Every line of the listing must be reproduced as it stands. Leave the images behind.
***** Input *****
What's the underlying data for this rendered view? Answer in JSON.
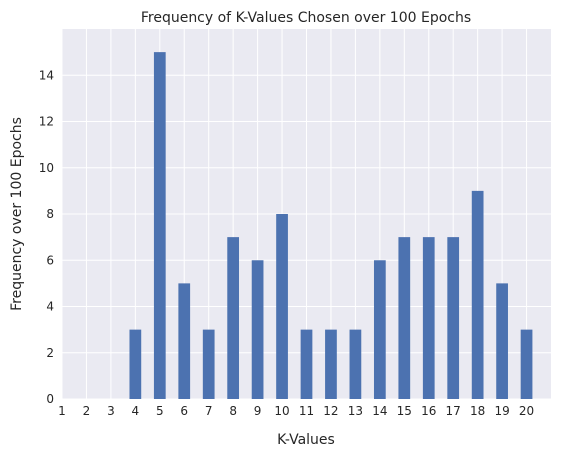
{
  "chart_data": {
    "type": "bar",
    "title": "Frequency of K-Values Chosen over 100 Epochs",
    "xlabel": "K-Values",
    "ylabel": "Frequency over 100 Epochs",
    "categories": [
      "1",
      "2",
      "3",
      "4",
      "5",
      "6",
      "7",
      "8",
      "9",
      "10",
      "11",
      "12",
      "13",
      "14",
      "15",
      "16",
      "17",
      "18",
      "19",
      "20"
    ],
    "values": [
      0,
      0,
      0,
      3,
      15,
      5,
      3,
      7,
      6,
      8,
      3,
      3,
      3,
      6,
      7,
      7,
      7,
      9,
      5,
      3
    ],
    "ylim": [
      0,
      16
    ],
    "xlim": [
      1,
      21
    ],
    "yticks": [
      0,
      2,
      4,
      6,
      8,
      10,
      12,
      14
    ],
    "grid": true,
    "style": {
      "background": "#eaeaf2",
      "bar_color": "#4c72b0",
      "grid_color": "#ffffff"
    }
  }
}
*****
Answer to the task:
What's the underlying data for this rendered view? Answer in JSON.
{
  "chart_data": {
    "type": "bar",
    "title": "Frequency of K-Values Chosen over 100 Epochs",
    "xlabel": "K-Values",
    "ylabel": "Frequency over 100 Epochs",
    "categories": [
      "1",
      "2",
      "3",
      "4",
      "5",
      "6",
      "7",
      "8",
      "9",
      "10",
      "11",
      "12",
      "13",
      "14",
      "15",
      "16",
      "17",
      "18",
      "19",
      "20"
    ],
    "values": [
      0,
      0,
      0,
      3,
      15,
      5,
      3,
      7,
      6,
      8,
      3,
      3,
      3,
      6,
      7,
      7,
      7,
      9,
      5,
      3
    ],
    "ylim": [
      0,
      16
    ],
    "xlim": [
      1,
      21
    ],
    "yticks": [
      0,
      2,
      4,
      6,
      8,
      10,
      12,
      14
    ],
    "grid": true,
    "style": {
      "background": "#eaeaf2",
      "bar_color": "#4c72b0",
      "grid_color": "#ffffff"
    }
  }
}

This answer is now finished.